■ Exercise details: Give the material's lines from the one containing "column-header[interactable]: Commiss.: [360, 273, 441, 286]" up to and including the one containing "column-header[interactable]: To Company: [976, 293, 1057, 306]" as a JSON list of strings, one string per line, leaving out blank lines.

Start of Material shown

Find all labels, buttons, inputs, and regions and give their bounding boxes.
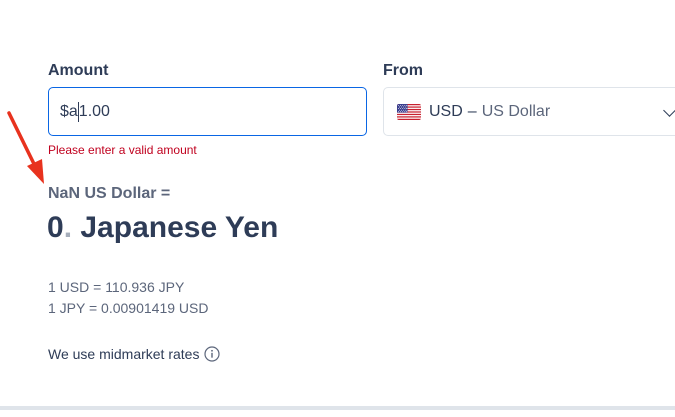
from-currency-code: USD: [429, 102, 463, 120]
from-currency-dash: –: [467, 102, 477, 120]
amount-error-message: Please enter a valid amount: [48, 143, 197, 157]
amount-value-suffix: 1.00: [78, 102, 110, 120]
from-currency-select[interactable]: USD – US Dollar: [383, 87, 675, 136]
info-icon[interactable]: [204, 346, 221, 362]
midmarket-note: We use midmarket rates: [48, 346, 221, 362]
result-to-currency: Japanese Yen: [80, 211, 279, 244]
result-from-text: NaN US Dollar =: [48, 185, 171, 202]
amount-input[interactable]: $a 1.00: [48, 87, 367, 136]
chevron-down-icon[interactable]: [663, 104, 675, 117]
rate-usd-to-jpy: 1 USD = 110.936 JPY: [48, 279, 185, 295]
result-to-text: 0. Japanese Yen: [47, 211, 278, 245]
from-label: From: [383, 62, 423, 79]
us-flag-icon: [397, 103, 421, 120]
from-currency-name: US Dollar: [481, 102, 551, 120]
converter-card: Amount $a 1.00 Please enter a valid amoun…: [0, 0, 675, 410]
rate-jpy-to-usd: 1 JPY = 0.00901419 USD: [48, 300, 209, 316]
currency-converter-page: Amount $a 1.00 Please enter a valid amoun…: [0, 0, 675, 417]
result-decimal-separator: .: [63, 211, 73, 244]
amount-value-prefix: $a: [60, 102, 78, 120]
result-to-number: 0: [47, 211, 64, 244]
midmarket-text: We use midmarket rates: [48, 346, 200, 362]
amount-label: Amount: [48, 62, 109, 79]
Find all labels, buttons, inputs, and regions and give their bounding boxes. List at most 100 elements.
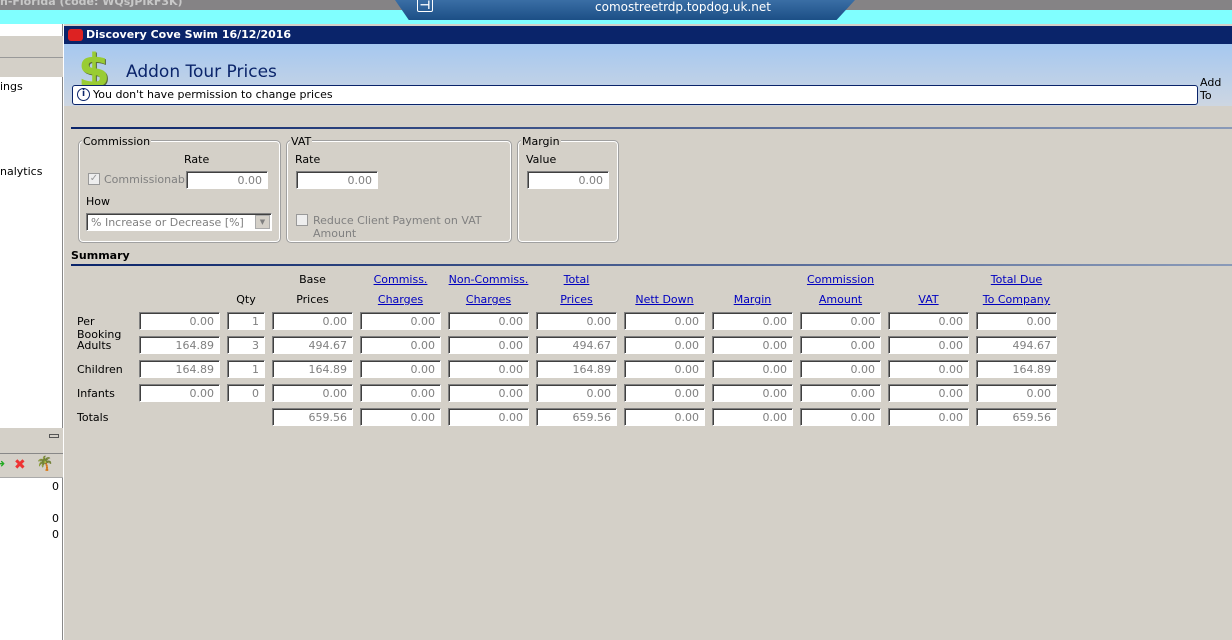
column-header[interactable]: Commiss.: [360, 273, 441, 286]
table-cell[interactable]: 0.00: [800, 360, 881, 378]
window-title-bar: Discovery Cove Swim 16/12/2016: [64, 26, 1232, 44]
table-cell[interactable]: 0.00: [888, 360, 969, 378]
nav-item-bookings[interactable]: ings: [0, 80, 23, 93]
commissionable-checkbox[interactable]: ✓: [88, 173, 100, 185]
table-cell[interactable]: 0.00: [712, 312, 793, 330]
add-to-button[interactable]: Add To: [1200, 76, 1232, 102]
table-cell[interactable]: 0.00: [624, 336, 705, 354]
table-cell[interactable]: 0.00: [448, 384, 529, 402]
table-cell[interactable]: 0.00: [360, 360, 441, 378]
vat-legend: VAT: [290, 135, 313, 148]
row-label: Infants: [77, 387, 115, 400]
column-header[interactable]: VAT: [888, 293, 969, 306]
left-header: [0, 58, 63, 77]
column-header[interactable]: To Company: [976, 293, 1057, 306]
table-cell[interactable]: 494.67: [976, 336, 1057, 354]
left-toolbar-2: ➜ ✖ 🌴: [0, 454, 63, 478]
table-cell[interactable]: 494.67: [536, 336, 617, 354]
reduce-client-payment-checkbox[interactable]: [296, 214, 308, 226]
table-cell[interactable]: 0.00: [800, 312, 881, 330]
table-cell[interactable]: 164.89: [536, 360, 617, 378]
table-cell[interactable]: 1: [227, 312, 265, 330]
commissionable-label: Commissionable: [104, 173, 195, 186]
column-header[interactable]: Margin: [712, 293, 793, 306]
nav-item-analytics[interactable]: nalytics: [0, 165, 42, 178]
table-cell[interactable]: 164.89: [139, 336, 220, 354]
arrow-icon[interactable]: ➜: [0, 457, 5, 470]
column-header[interactable]: Prices: [536, 293, 617, 306]
commission-legend: Commission: [82, 135, 152, 148]
pin-icon[interactable]: ⊣: [417, 0, 433, 12]
table-cell[interactable]: 0.00: [360, 384, 441, 402]
margin-legend: Margin: [521, 135, 561, 148]
table-cell[interactable]: 0.00: [624, 360, 705, 378]
column-header[interactable]: Nett Down: [624, 293, 705, 306]
table-cell[interactable]: 0.00: [800, 384, 881, 402]
table-cell[interactable]: 0.00: [624, 384, 705, 402]
table-cell[interactable]: 659.56: [976, 408, 1057, 426]
table-cell[interactable]: 0.00: [976, 384, 1057, 402]
vat-rate-input[interactable]: 0.00: [296, 171, 378, 189]
column-header[interactable]: Total: [536, 273, 617, 286]
table-cell[interactable]: 0.00: [800, 336, 881, 354]
table-cell[interactable]: 0.00: [888, 408, 969, 426]
table-cell[interactable]: 0.00: [624, 408, 705, 426]
count: 0: [52, 480, 59, 493]
table-cell[interactable]: 659.56: [272, 408, 353, 426]
reduce-client-payment-label: Reduce Client Payment on VAT Amount: [313, 214, 482, 240]
column-header[interactable]: Charges: [448, 293, 529, 306]
minimize-pane-icon[interactable]: [49, 434, 59, 438]
table-cell[interactable]: 0.00: [888, 384, 969, 402]
column-header: Base: [299, 273, 326, 286]
summary-heading: Summary: [71, 249, 130, 262]
table-cell[interactable]: 659.56: [536, 408, 617, 426]
table-cell[interactable]: 0.00: [712, 384, 793, 402]
table-cell[interactable]: 0.00: [888, 336, 969, 354]
table-cell[interactable]: 494.67: [272, 336, 353, 354]
column-header[interactable]: Total Due: [976, 273, 1057, 286]
delete-icon[interactable]: ✖: [14, 457, 26, 473]
outer-title: n-Florida (code: WQsJPIkF3K): [0, 0, 183, 8]
table-cell[interactable]: 0.00: [888, 312, 969, 330]
table-cell[interactable]: 0.00: [139, 312, 220, 330]
table-cell[interactable]: 0.00: [712, 336, 793, 354]
table-cell[interactable]: 3: [227, 336, 265, 354]
palm-tree-icon[interactable]: 🌴: [36, 456, 53, 472]
table-cell[interactable]: 0.00: [712, 408, 793, 426]
table-cell[interactable]: 0.00: [536, 312, 617, 330]
table-cell[interactable]: 0.00: [712, 360, 793, 378]
divider: [71, 264, 1232, 266]
how-select[interactable]: % Increase or Decrease [%] ▼: [86, 213, 272, 231]
table-cell[interactable]: 0.00: [360, 312, 441, 330]
table-cell[interactable]: 0.00: [800, 408, 881, 426]
left-tabs: [0, 428, 63, 454]
table-cell[interactable]: 0.00: [360, 408, 441, 426]
table-cell[interactable]: 0.00: [360, 336, 441, 354]
how-value: % Increase or Decrease [%]: [91, 216, 244, 229]
margin-value-input[interactable]: 0.00: [527, 171, 609, 189]
commission-rate-input[interactable]: 0.00: [186, 171, 268, 189]
table-cell[interactable]: 164.89: [272, 360, 353, 378]
table-cell[interactable]: 0.00: [536, 384, 617, 402]
rdp-host: comostreetrdp.topdog.uk.net: [595, 0, 771, 14]
table-cell[interactable]: 0.00: [624, 312, 705, 330]
table-cell[interactable]: 0.00: [976, 312, 1057, 330]
table-cell[interactable]: 0.00: [448, 312, 529, 330]
column-header[interactable]: Amount: [800, 293, 881, 306]
table-cell[interactable]: 0.00: [448, 336, 529, 354]
row-label: Children: [77, 363, 123, 376]
table-cell[interactable]: 0.00: [139, 384, 220, 402]
table-cell[interactable]: 0: [227, 384, 265, 402]
table-cell[interactable]: 0.00: [448, 360, 529, 378]
table-cell[interactable]: 0.00: [272, 384, 353, 402]
chevron-down-icon[interactable]: ▼: [255, 215, 270, 229]
column-header[interactable]: Non-Commiss.: [448, 273, 529, 286]
table-cell[interactable]: 1: [227, 360, 265, 378]
column-header[interactable]: Commission: [800, 273, 881, 286]
table-cell[interactable]: 0.00: [272, 312, 353, 330]
table-cell[interactable]: 164.89: [976, 360, 1057, 378]
column-header[interactable]: Charges: [360, 293, 441, 306]
table-cell[interactable]: 164.89: [139, 360, 220, 378]
table-cell[interactable]: 0.00: [448, 408, 529, 426]
column-header: Qty: [236, 293, 256, 306]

End of Material shown

■ Right answer:
[
  "column-header[interactable]: Commiss.: [360, 273, 441, 286]",
  "table-cell[interactable]: 0.00: [800, 360, 881, 378]",
  "window-title-bar: Discovery Cove Swim 16/12/2016: [64, 26, 1232, 44]",
  "table-cell[interactable]: 0.00: [888, 360, 969, 378]",
  "nav-item-bookings[interactable]: ings: [0, 80, 23, 93]",
  "commissionable-checkbox[interactable]: ✓: [88, 173, 100, 185]",
  "table-cell[interactable]: 0.00: [712, 312, 793, 330]",
  "add-to-button[interactable]: Add To: [1200, 76, 1232, 102]",
  "table-cell[interactable]: 0.00: [624, 336, 705, 354]",
  "table-cell[interactable]: 0.00: [448, 384, 529, 402]",
  "table-cell[interactable]: 0.00: [360, 360, 441, 378]",
  "vat-legend: VAT: [290, 135, 313, 148]",
  "row-label: Infants: [77, 387, 115, 400]",
  "column-header[interactable]: VAT: [888, 293, 969, 306]",
  "left-header: [0, 58, 63, 77]",
  "column-header[interactable]: To Company: [976, 293, 1057, 306]"
]